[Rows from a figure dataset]
————
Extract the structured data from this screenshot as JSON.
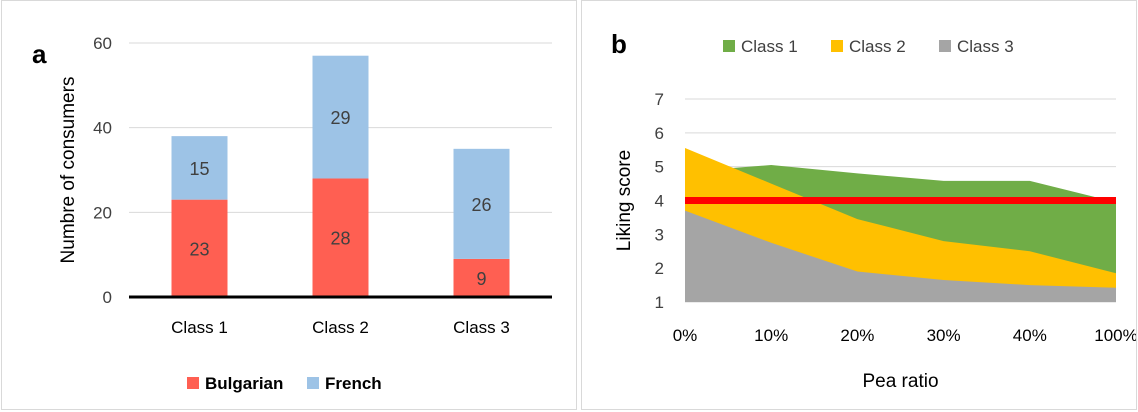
{
  "chart_data": [
    {
      "panel_label": "a",
      "type": "bar",
      "stacked": true,
      "categories": [
        "Class 1",
        "Class 2",
        "Class 3"
      ],
      "series": [
        {
          "name": "Bulgarian",
          "values": [
            23,
            28,
            9
          ],
          "color": "#ff5f52"
        },
        {
          "name": "French",
          "values": [
            15,
            29,
            26
          ],
          "color": "#9dc3e6"
        }
      ],
      "ylabel": "Numbre of consumers",
      "ylim": [
        0,
        60
      ],
      "yticks": [
        0,
        20,
        40,
        60
      ],
      "grid": true,
      "legend_position": "bottom"
    },
    {
      "panel_label": "b",
      "type": "area",
      "x": [
        "0%",
        "10%",
        "20%",
        "30%",
        "40%",
        "100%"
      ],
      "series": [
        {
          "name": "Class 1",
          "values": [
            4.85,
            5.05,
            4.8,
            4.58,
            4.58,
            3.95
          ],
          "color": "#70ad47"
        },
        {
          "name": "Class 2",
          "values": [
            5.55,
            4.5,
            3.45,
            2.8,
            2.5,
            1.85
          ],
          "color": "#ffc000"
        },
        {
          "name": "Class 3",
          "values": [
            3.7,
            2.75,
            1.9,
            1.65,
            1.5,
            1.42
          ],
          "color": "#a5a5a5"
        }
      ],
      "reference_line": {
        "value": 4,
        "color": "#ff0000"
      },
      "xlabel": "Pea ratio",
      "ylabel": "Liking score",
      "ylim": [
        1,
        7
      ],
      "yticks": [
        1,
        2,
        3,
        4,
        5,
        6,
        7
      ],
      "grid": true,
      "legend_position": "top"
    }
  ]
}
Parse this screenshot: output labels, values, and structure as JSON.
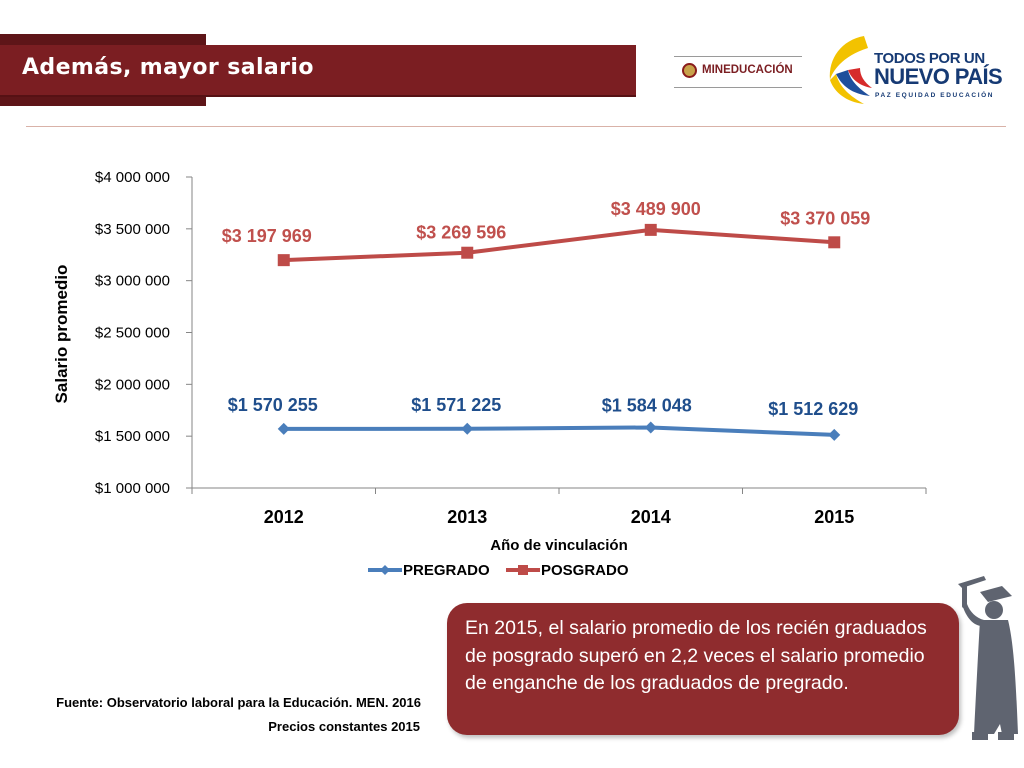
{
  "header": {
    "title": "Además, mayor salario",
    "mineducacion_logo": "MINEDUCACIÓN",
    "nuevo_pais_logo": {
      "line1": "TODOS POR UN",
      "line2": "NUEVO PAÍS",
      "line3": "PAZ  EQUIDAD  EDUCACIÓN"
    }
  },
  "chart_data": {
    "type": "line",
    "xlabel": "Año de vinculación",
    "ylabel": "Salario promedio",
    "categories": [
      "2012",
      "2013",
      "2014",
      "2015"
    ],
    "ylim": [
      1000000,
      4000000
    ],
    "yticks": [
      "$1 000 000",
      "$1 500 000",
      "$2 000 000",
      "$2 500 000",
      "$3 000 000",
      "$3 500 000",
      "$4 000 000"
    ],
    "grid": false,
    "legend_position": "bottom",
    "series": [
      {
        "name": "PREGRADO",
        "values": [
          1570255,
          1571225,
          1584048,
          1512629
        ],
        "labels": [
          "$1 570 255",
          "$1 571 225",
          "$1 584 048",
          "$1 512 629"
        ],
        "color": "#4a7ebb",
        "label_color": "#1f4e8c",
        "marker": "diamond"
      },
      {
        "name": "POSGRADO",
        "values": [
          3197969,
          3269596,
          3489900,
          3370059
        ],
        "labels": [
          "$3 197 969",
          "$3 269 596",
          "$3 489 900",
          "$3 370 059"
        ],
        "color": "#be4b48",
        "label_color": "#c0504d",
        "marker": "square"
      }
    ]
  },
  "callout": {
    "text": "En 2015, el salario promedio de los recién graduados de posgrado superó en 2,2 veces el salario promedio de enganche de los graduados de pregrado."
  },
  "source": {
    "line1": "Fuente: Observatorio laboral para la Educación. MEN. 2016",
    "line2": "Precios constantes  2015"
  },
  "colors": {
    "title_bar": "#7b1e22",
    "callout_bg": "#8f2c2e",
    "figure": "#5f6470"
  }
}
————
> TASK
Repeat the records above exactly, omitting every picture.

> REPLY TO THE TASK
Extract the structured data from this screenshot as JSON.
{
  "chart_data": [
    {
      "panel_label": "a",
      "type": "bar",
      "stacked": true,
      "categories": [
        "Class 1",
        "Class 2",
        "Class 3"
      ],
      "series": [
        {
          "name": "Bulgarian",
          "values": [
            23,
            28,
            9
          ],
          "color": "#ff5f52"
        },
        {
          "name": "French",
          "values": [
            15,
            29,
            26
          ],
          "color": "#9dc3e6"
        }
      ],
      "ylabel": "Numbre of consumers",
      "ylim": [
        0,
        60
      ],
      "yticks": [
        0,
        20,
        40,
        60
      ],
      "grid": true,
      "legend_position": "bottom"
    },
    {
      "panel_label": "b",
      "type": "area",
      "x": [
        "0%",
        "10%",
        "20%",
        "30%",
        "40%",
        "100%"
      ],
      "series": [
        {
          "name": "Class 1",
          "values": [
            4.85,
            5.05,
            4.8,
            4.58,
            4.58,
            3.95
          ],
          "color": "#70ad47"
        },
        {
          "name": "Class 2",
          "values": [
            5.55,
            4.5,
            3.45,
            2.8,
            2.5,
            1.85
          ],
          "color": "#ffc000"
        },
        {
          "name": "Class 3",
          "values": [
            3.7,
            2.75,
            1.9,
            1.65,
            1.5,
            1.42
          ],
          "color": "#a5a5a5"
        }
      ],
      "reference_line": {
        "value": 4,
        "color": "#ff0000"
      },
      "xlabel": "Pea ratio",
      "ylabel": "Liking score",
      "ylim": [
        1,
        7
      ],
      "yticks": [
        1,
        2,
        3,
        4,
        5,
        6,
        7
      ],
      "grid": true,
      "legend_position": "top"
    }
  ]
}
Parse this screenshot: output labels, values, and structure as JSON.
{
  "header": {
    "title": "Además, mayor salario",
    "mineducacion_logo": "MINEDUCACIÓN",
    "nuevo_pais_logo": {
      "line1": "TODOS POR UN",
      "line2": "NUEVO PAÍS",
      "line3": "PAZ  EQUIDAD  EDUCACIÓN"
    }
  },
  "chart_data": {
    "type": "line",
    "xlabel": "Año de vinculación",
    "ylabel": "Salario promedio",
    "categories": [
      "2012",
      "2013",
      "2014",
      "2015"
    ],
    "ylim": [
      1000000,
      4000000
    ],
    "yticks": [
      "$1 000 000",
      "$1 500 000",
      "$2 000 000",
      "$2 500 000",
      "$3 000 000",
      "$3 500 000",
      "$4 000 000"
    ],
    "grid": false,
    "legend_position": "bottom",
    "series": [
      {
        "name": "PREGRADO",
        "values": [
          1570255,
          1571225,
          1584048,
          1512629
        ],
        "labels": [
          "$1 570 255",
          "$1 571 225",
          "$1 584 048",
          "$1 512 629"
        ],
        "color": "#4a7ebb",
        "label_color": "#1f4e8c",
        "marker": "diamond"
      },
      {
        "name": "POSGRADO",
        "values": [
          3197969,
          3269596,
          3489900,
          3370059
        ],
        "labels": [
          "$3 197 969",
          "$3 269 596",
          "$3 489 900",
          "$3 370 059"
        ],
        "color": "#be4b48",
        "label_color": "#c0504d",
        "marker": "square"
      }
    ]
  },
  "callout": {
    "text": "En 2015, el salario promedio de los recién graduados de posgrado superó en 2,2 veces el salario promedio de enganche de los graduados de pregrado."
  },
  "source": {
    "line1": "Fuente: Observatorio laboral para la Educación. MEN. 2016",
    "line2": "Precios constantes  2015"
  },
  "colors": {
    "title_bar": "#7b1e22",
    "callout_bg": "#8f2c2e",
    "figure": "#5f6470"
  }
}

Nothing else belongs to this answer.